▸ **What the exercise asks**
Filter the data for lines with the word "PRODUCER", then copy every line so identified.

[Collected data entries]
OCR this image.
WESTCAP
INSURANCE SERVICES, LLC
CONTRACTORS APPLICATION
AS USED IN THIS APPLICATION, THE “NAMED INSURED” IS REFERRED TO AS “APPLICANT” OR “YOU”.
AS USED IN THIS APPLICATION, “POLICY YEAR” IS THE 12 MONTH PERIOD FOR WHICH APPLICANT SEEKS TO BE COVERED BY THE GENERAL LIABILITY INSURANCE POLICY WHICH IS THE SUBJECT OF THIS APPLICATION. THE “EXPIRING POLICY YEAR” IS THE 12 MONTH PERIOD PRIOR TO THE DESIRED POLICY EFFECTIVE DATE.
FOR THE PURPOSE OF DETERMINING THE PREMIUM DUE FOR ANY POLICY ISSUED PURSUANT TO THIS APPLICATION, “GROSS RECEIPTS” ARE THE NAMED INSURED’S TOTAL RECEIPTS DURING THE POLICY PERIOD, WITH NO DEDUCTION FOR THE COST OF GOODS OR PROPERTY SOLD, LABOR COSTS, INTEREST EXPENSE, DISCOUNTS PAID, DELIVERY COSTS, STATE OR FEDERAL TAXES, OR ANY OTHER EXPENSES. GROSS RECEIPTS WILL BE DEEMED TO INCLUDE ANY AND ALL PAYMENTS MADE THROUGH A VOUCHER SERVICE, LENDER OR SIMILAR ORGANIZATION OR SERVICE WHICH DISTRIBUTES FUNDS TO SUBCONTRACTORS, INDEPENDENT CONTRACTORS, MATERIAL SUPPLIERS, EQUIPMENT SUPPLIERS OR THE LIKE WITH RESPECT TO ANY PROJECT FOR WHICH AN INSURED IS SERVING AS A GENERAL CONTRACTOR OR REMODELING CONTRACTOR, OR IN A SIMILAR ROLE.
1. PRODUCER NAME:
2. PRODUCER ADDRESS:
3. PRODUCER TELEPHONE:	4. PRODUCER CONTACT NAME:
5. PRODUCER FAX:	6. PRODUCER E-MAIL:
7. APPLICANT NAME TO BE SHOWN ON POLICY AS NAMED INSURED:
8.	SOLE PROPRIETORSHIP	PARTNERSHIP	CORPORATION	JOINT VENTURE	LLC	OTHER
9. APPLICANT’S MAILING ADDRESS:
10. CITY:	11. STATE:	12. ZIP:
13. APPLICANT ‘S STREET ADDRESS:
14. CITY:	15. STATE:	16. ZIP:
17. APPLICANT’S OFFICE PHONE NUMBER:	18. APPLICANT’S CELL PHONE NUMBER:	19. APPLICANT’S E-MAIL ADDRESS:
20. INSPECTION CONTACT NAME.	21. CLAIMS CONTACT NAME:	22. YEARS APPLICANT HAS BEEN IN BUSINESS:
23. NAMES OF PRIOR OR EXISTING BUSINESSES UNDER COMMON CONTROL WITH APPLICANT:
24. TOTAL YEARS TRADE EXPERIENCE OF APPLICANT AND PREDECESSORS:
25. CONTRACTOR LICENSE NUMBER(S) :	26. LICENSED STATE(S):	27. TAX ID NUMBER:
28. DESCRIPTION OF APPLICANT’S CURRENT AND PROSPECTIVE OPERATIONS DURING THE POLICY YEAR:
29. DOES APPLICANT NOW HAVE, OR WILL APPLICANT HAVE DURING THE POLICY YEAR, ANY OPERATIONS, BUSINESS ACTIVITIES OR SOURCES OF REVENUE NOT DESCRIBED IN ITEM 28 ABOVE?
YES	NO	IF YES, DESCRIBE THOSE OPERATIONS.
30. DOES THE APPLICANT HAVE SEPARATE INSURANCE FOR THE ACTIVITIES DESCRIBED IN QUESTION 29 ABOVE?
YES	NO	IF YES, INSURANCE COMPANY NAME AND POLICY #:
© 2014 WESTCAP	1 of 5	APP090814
* * *
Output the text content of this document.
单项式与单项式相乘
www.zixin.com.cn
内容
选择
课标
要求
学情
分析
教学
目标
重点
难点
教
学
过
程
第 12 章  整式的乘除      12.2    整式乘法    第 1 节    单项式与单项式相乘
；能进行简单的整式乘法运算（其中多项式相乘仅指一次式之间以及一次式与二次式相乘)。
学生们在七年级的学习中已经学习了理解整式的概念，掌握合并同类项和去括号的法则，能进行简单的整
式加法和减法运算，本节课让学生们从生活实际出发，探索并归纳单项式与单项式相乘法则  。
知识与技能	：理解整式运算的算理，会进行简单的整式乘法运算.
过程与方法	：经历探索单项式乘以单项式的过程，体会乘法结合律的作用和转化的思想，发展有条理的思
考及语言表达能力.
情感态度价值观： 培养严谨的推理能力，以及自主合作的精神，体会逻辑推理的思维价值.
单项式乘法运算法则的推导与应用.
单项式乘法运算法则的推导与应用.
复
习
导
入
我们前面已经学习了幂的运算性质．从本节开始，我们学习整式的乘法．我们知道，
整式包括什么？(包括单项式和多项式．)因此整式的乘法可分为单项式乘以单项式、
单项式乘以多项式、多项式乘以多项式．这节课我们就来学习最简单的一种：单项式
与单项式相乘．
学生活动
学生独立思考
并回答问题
--
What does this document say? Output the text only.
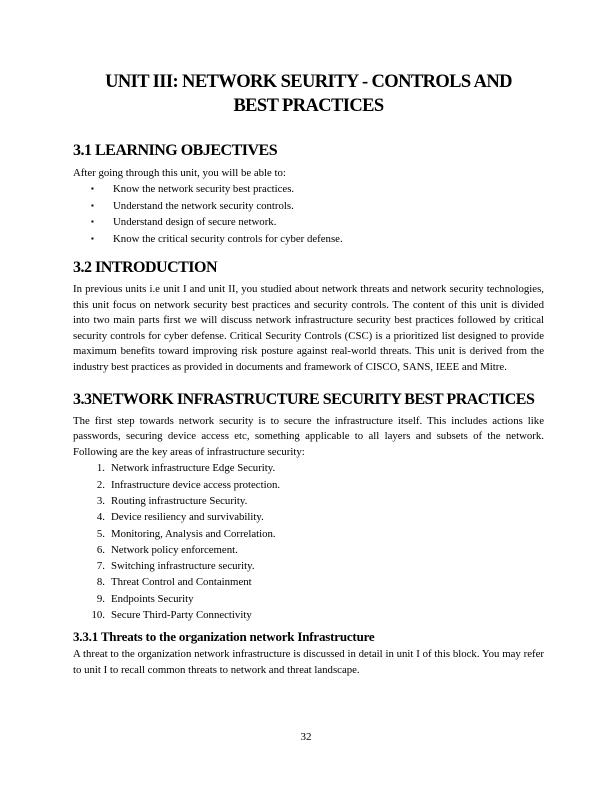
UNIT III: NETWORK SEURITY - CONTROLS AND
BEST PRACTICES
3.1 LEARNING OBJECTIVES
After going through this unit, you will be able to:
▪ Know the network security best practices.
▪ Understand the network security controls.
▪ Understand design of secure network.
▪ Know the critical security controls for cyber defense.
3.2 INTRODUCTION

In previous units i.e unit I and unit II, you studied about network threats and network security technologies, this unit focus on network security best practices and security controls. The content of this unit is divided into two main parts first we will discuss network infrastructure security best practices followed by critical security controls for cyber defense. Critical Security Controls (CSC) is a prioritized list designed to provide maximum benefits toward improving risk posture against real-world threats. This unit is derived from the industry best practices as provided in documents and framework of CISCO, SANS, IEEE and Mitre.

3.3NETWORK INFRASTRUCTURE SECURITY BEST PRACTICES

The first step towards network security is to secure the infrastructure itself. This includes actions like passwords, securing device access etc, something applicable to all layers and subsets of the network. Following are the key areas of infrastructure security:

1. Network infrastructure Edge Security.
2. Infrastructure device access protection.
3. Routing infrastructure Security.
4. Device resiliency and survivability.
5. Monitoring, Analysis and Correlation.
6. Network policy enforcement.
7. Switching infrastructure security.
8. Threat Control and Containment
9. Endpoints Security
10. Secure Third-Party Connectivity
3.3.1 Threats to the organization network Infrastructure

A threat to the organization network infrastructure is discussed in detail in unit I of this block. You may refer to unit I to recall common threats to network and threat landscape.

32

▸ **Complete answer**
1. PRODUCER NAME:
2. PRODUCER ADDRESS:
3. PRODUCER TELEPHONE:	4. PRODUCER CONTACT NAME:
5. PRODUCER FAX:	6. PRODUCER E-MAIL:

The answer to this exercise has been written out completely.